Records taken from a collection

::::::::

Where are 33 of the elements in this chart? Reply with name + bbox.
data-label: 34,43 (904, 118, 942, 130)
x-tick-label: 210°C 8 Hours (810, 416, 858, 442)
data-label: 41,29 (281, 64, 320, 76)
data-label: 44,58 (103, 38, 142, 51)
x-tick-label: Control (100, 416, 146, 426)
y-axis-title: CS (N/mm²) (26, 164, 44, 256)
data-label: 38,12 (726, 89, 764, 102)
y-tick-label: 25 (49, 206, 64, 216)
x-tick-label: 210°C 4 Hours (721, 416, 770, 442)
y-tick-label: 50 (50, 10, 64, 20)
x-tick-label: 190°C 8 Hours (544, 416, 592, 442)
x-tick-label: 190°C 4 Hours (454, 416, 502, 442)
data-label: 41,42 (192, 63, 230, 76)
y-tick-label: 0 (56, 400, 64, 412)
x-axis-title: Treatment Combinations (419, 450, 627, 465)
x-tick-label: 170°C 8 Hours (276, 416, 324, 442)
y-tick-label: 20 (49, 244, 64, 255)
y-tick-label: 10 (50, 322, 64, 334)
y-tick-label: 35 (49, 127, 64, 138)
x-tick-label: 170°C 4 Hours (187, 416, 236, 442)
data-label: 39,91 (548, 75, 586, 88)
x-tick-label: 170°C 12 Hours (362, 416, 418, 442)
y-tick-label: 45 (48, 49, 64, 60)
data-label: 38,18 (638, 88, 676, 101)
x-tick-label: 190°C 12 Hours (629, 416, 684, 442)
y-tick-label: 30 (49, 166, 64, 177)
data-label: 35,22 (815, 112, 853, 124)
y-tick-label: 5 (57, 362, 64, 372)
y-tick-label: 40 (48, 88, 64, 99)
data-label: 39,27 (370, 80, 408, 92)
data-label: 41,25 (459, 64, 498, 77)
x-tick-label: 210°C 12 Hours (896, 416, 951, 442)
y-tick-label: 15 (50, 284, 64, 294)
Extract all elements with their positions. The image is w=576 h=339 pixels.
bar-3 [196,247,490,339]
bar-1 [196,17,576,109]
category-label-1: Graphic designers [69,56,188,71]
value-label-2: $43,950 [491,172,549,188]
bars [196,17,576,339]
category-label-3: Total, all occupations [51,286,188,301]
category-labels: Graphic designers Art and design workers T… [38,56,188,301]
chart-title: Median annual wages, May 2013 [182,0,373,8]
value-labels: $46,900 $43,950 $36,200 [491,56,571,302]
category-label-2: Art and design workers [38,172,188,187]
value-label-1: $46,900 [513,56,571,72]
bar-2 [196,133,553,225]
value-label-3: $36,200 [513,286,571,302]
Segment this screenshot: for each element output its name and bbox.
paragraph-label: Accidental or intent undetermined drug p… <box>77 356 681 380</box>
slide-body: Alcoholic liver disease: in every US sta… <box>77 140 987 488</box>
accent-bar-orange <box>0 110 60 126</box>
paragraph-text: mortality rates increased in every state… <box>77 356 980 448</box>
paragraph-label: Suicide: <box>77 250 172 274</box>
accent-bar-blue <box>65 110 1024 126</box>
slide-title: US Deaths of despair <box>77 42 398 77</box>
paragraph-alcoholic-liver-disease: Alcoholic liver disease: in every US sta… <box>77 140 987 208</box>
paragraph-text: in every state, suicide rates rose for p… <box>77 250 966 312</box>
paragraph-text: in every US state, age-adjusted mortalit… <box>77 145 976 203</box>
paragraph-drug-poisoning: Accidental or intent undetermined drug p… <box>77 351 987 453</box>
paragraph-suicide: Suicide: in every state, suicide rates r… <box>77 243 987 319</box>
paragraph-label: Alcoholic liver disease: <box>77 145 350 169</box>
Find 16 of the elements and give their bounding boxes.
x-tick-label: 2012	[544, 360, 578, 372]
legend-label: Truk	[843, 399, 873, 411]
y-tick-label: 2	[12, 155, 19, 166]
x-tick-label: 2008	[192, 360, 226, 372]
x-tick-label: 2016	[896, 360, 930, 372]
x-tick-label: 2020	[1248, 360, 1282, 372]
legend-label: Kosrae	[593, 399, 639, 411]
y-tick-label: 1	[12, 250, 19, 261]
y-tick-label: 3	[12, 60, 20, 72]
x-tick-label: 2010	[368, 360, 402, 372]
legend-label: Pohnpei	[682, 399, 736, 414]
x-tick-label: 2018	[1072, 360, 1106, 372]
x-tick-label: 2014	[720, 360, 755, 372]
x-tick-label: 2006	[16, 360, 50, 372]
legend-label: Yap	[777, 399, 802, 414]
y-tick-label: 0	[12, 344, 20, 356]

::::::::

** Objective **
Collect every line in the records above that contains the string "Accidental".

** Solution to the exercise **
paragraph-label: Accidental or intent undetermined drug p… <box>77 356 681 380</box>
paragraph-drug-poisoning: Accidental or intent undetermined drug p… <box>77 351 987 453</box>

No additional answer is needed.